Dataset entries:
....................

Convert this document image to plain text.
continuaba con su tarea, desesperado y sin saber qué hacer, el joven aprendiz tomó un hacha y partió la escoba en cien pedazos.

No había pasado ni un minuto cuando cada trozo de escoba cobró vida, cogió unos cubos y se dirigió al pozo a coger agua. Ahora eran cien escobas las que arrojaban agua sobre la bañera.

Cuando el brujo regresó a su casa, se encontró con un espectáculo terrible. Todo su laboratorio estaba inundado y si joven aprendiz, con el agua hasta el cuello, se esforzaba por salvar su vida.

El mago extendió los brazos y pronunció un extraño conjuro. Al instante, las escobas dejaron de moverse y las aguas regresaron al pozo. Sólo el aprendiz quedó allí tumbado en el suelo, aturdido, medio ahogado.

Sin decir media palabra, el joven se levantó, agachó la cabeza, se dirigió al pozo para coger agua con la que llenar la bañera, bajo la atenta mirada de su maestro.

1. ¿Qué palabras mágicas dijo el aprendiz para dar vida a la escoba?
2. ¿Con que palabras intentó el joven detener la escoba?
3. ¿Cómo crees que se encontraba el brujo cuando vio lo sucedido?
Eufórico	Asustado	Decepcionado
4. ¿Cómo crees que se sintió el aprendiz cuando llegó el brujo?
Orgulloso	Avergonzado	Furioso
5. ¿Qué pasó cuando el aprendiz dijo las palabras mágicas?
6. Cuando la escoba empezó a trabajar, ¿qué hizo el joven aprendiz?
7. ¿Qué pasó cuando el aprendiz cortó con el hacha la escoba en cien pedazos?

....................

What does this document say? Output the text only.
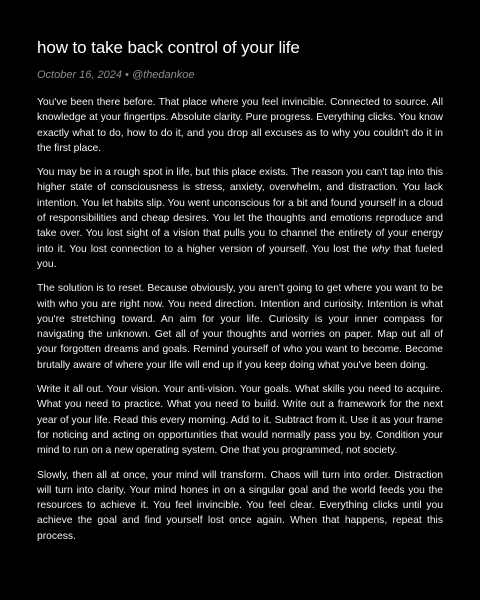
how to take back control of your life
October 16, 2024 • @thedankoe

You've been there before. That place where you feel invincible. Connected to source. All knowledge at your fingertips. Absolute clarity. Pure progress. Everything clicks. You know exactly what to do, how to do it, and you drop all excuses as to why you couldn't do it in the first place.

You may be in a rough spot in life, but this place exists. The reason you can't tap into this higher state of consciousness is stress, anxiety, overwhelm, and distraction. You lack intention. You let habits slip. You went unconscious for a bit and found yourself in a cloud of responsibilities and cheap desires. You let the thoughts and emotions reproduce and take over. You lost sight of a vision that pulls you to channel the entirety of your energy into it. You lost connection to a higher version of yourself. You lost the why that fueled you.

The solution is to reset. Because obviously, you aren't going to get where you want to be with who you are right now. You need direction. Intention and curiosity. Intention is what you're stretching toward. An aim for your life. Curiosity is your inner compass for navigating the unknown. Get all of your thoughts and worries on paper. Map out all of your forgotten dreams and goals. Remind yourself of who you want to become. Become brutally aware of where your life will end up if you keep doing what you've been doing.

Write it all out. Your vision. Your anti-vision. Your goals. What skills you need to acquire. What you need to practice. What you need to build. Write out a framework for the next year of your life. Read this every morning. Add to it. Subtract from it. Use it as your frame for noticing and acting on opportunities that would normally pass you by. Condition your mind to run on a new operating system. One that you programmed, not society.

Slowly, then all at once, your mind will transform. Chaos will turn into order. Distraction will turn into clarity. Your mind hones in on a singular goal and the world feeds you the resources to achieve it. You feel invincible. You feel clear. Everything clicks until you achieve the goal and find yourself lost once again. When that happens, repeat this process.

....................

Direction >>
Extract all lines containing the word "Cómo".

Output below >>
3. ¿Cómo crees que se encontraba el brujo cuando vio lo sucedido?
4. ¿Cómo crees que se sintió el aprendiz cuando llegó el brujo?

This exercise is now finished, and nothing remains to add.